What is needed >> Take the line that contains "Read all visible content and emit it as JSON." as the first line and the final line of the records as the last; return exactly those lines and the lines between.

Information provided >>
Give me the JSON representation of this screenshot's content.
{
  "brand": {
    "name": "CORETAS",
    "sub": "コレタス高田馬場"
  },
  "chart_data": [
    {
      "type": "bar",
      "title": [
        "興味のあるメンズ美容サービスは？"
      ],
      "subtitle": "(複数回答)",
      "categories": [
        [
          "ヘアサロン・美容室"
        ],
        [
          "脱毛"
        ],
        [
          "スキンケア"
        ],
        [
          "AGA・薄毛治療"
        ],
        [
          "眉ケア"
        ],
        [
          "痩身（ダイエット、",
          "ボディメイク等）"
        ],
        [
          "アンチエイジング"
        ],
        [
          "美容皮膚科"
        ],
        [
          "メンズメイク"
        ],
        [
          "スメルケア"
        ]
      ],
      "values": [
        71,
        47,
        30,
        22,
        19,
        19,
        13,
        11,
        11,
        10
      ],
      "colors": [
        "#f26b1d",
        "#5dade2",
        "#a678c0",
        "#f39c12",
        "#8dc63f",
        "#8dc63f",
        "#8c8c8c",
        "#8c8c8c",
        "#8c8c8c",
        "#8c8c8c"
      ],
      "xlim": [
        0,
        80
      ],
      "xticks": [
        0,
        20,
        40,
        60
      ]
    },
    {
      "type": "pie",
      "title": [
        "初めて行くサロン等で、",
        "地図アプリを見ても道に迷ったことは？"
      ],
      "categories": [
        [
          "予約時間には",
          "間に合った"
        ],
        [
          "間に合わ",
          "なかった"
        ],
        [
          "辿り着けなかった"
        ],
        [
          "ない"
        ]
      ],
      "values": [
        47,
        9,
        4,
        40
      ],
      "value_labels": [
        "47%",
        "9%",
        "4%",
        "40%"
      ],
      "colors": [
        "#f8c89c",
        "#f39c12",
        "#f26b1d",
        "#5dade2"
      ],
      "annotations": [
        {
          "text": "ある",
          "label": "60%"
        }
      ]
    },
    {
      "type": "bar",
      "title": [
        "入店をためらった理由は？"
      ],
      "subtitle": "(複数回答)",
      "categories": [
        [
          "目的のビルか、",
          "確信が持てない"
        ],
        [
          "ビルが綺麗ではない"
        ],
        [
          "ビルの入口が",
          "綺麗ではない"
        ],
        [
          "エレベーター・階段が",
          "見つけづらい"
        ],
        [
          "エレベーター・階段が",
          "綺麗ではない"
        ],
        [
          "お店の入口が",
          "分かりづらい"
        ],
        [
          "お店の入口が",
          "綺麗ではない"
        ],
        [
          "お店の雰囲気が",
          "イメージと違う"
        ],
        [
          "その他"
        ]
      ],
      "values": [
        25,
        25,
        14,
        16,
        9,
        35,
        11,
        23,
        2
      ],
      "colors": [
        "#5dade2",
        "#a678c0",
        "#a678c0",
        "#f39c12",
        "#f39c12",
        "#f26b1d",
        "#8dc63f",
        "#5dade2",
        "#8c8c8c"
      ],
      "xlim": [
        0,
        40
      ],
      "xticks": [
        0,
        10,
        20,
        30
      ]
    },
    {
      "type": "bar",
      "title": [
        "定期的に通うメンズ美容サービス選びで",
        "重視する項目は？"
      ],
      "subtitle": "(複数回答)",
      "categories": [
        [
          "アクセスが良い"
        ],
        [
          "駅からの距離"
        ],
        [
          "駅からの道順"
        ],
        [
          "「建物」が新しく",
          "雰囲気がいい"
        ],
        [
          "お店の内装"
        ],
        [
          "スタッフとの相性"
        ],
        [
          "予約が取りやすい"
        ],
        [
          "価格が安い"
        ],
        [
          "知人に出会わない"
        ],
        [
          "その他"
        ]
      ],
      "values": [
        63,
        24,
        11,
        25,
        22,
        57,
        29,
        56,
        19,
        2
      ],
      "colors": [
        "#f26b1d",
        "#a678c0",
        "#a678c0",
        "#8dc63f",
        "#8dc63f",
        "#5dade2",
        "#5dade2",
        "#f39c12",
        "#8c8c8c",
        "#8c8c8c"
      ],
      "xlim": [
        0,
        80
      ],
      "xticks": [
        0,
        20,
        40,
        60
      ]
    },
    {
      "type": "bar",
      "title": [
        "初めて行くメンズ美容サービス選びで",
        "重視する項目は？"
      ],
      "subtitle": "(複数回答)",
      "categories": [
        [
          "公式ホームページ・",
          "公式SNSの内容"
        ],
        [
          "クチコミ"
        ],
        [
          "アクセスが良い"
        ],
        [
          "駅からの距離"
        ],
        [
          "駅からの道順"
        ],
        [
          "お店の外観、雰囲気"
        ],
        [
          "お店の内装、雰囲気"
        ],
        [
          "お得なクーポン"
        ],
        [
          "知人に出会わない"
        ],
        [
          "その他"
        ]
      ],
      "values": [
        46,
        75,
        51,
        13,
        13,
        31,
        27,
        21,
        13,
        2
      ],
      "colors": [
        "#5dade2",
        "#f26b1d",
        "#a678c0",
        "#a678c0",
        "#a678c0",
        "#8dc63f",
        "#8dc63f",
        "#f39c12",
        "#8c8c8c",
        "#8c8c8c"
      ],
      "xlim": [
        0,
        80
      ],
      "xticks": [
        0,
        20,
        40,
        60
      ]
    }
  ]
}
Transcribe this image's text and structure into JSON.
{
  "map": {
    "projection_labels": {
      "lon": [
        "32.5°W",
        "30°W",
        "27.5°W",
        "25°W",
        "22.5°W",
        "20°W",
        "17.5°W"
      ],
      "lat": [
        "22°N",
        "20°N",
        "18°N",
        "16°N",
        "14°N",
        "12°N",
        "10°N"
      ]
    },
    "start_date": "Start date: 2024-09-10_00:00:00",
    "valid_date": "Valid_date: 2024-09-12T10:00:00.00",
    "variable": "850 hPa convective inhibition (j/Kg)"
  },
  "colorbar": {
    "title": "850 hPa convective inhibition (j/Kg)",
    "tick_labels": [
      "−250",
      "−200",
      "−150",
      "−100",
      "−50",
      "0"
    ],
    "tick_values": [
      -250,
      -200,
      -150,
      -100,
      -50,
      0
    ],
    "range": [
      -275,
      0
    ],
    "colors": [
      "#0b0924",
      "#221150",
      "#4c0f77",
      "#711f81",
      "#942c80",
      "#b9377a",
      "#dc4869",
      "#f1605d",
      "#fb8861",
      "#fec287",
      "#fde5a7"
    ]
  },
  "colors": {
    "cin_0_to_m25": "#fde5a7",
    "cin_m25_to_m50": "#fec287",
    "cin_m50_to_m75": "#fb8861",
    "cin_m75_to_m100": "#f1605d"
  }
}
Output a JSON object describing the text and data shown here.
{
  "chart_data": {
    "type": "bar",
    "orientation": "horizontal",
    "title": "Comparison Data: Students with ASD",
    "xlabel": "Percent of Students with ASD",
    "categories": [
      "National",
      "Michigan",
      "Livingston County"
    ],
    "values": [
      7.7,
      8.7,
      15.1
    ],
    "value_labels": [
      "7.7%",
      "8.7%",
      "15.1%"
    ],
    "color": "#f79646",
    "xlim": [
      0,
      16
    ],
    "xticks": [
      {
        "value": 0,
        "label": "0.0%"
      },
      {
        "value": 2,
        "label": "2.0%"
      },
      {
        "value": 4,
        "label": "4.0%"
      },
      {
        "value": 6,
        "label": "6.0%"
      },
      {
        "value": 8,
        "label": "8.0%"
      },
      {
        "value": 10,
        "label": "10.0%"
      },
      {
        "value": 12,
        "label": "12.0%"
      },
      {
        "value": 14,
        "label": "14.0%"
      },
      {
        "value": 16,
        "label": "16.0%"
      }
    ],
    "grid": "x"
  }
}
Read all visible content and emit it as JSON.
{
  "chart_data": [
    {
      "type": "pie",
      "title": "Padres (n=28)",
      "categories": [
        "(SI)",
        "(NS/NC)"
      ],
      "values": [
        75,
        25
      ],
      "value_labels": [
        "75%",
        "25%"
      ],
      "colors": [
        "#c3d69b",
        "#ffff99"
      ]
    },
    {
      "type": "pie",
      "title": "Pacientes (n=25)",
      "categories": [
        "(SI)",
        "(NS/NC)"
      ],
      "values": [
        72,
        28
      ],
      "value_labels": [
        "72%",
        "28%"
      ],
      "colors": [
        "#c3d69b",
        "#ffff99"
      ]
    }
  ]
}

Written answer >>
Read all visible content and emit it as JSON.
{
  "chart_data": [
    {
      "type": "pie",
      "title": "Padres (n=28)",
      "categories": [
        "(SI)",
        "(NS/NC)"
      ],
      "values": [
        75,
        25
      ],
      "value_labels": [
        "75%",
        "25%"
      ],
      "colors": [
        "#c3d69b",
        "#ffff99"
      ]
    },
    {
      "type": "pie",
      "title": "Pacientes (n=25)",
      "categories": [
        "(SI)",
        "(NS/NC)"
      ],
      "values": [
        72,
        28
      ],
      "value_labels": [
        "72%",
        "28%"
      ],
      "colors": [
        "#c3d69b",
        "#ffff99"
      ]
    }
  ]
}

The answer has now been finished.